_THE EXERCISE:_
Go through the entries below and write each one out exactly.

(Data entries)
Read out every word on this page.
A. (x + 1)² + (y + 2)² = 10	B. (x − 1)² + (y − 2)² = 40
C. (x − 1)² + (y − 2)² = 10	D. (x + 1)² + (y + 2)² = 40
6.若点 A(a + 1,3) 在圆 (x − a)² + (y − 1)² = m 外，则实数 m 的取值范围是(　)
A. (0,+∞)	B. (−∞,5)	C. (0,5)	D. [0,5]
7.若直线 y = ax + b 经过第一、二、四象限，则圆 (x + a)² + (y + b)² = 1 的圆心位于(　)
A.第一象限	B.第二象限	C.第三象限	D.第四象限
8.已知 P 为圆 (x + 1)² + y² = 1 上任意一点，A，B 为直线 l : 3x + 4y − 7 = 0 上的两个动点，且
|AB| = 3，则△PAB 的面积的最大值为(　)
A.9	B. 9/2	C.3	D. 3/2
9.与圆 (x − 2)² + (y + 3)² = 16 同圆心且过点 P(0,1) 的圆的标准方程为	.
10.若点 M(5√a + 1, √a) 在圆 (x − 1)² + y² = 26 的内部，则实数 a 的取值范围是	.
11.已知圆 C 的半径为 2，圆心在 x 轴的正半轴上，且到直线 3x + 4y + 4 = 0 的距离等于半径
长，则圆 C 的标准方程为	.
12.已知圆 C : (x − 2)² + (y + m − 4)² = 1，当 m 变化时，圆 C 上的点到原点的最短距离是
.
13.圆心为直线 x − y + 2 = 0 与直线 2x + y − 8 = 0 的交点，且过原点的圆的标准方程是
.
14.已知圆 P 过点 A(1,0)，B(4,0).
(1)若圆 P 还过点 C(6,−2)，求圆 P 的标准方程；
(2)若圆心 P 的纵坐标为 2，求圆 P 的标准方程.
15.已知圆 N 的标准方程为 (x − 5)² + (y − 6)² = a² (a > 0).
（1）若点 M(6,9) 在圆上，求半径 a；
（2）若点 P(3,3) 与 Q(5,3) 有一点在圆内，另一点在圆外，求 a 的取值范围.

_EXPECTED ANSWER:_
Read out every word on this page.
A. (x + 1)² + (y + 2)² = 10	B. (x − 1)² + (y − 2)² = 40
C. (x − 1)² + (y − 2)² = 10	D. (x + 1)² + (y + 2)² = 40
6.若点 A(a + 1,3) 在圆 (x − a)² + (y − 1)² = m 外，则实数 m 的取值范围是(　)
A. (0,+∞)	B. (−∞,5)	C. (0,5)	D. [0,5]
7.若直线 y = ax + b 经过第一、二、四象限，则圆 (x + a)² + (y + b)² = 1 的圆心位于(　)
A.第一象限	B.第二象限	C.第三象限	D.第四象限
8.已知 P 为圆 (x + 1)² + y² = 1 上任意一点，A，B 为直线 l : 3x + 4y − 7 = 0 上的两个动点，且
|AB| = 3，则△PAB 的面积的最大值为(　)
A.9	B. 9/2	C.3	D. 3/2
9.与圆 (x − 2)² + (y + 3)² = 16 同圆心且过点 P(0,1) 的圆的标准方程为	.
10.若点 M(5√a + 1, √a) 在圆 (x − 1)² + y² = 26 的内部，则实数 a 的取值范围是	.
11.已知圆 C 的半径为 2，圆心在 x 轴的正半轴上，且到直线 3x + 4y + 4 = 0 的距离等于半径
长，则圆 C 的标准方程为	.
12.已知圆 C : (x − 2)² + (y + m − 4)² = 1，当 m 变化时，圆 C 上的点到原点的最短距离是
.
13.圆心为直线 x − y + 2 = 0 与直线 2x + y − 8 = 0 的交点，且过原点的圆的标准方程是
.
14.已知圆 P 过点 A(1,0)，B(4,0).
(1)若圆 P 还过点 C(6,−2)，求圆 P 的标准方程；
(2)若圆心 P 的纵坐标为 2，求圆 P 的标准方程.
15.已知圆 N 的标准方程为 (x − 5)² + (y − 6)² = a² (a > 0).
（1）若点 M(6,9) 在圆上，求半径 a；
（2）若点 P(3,3) 与 Q(5,3) 有一点在圆内，另一点在圆外，求 a 的取值范围.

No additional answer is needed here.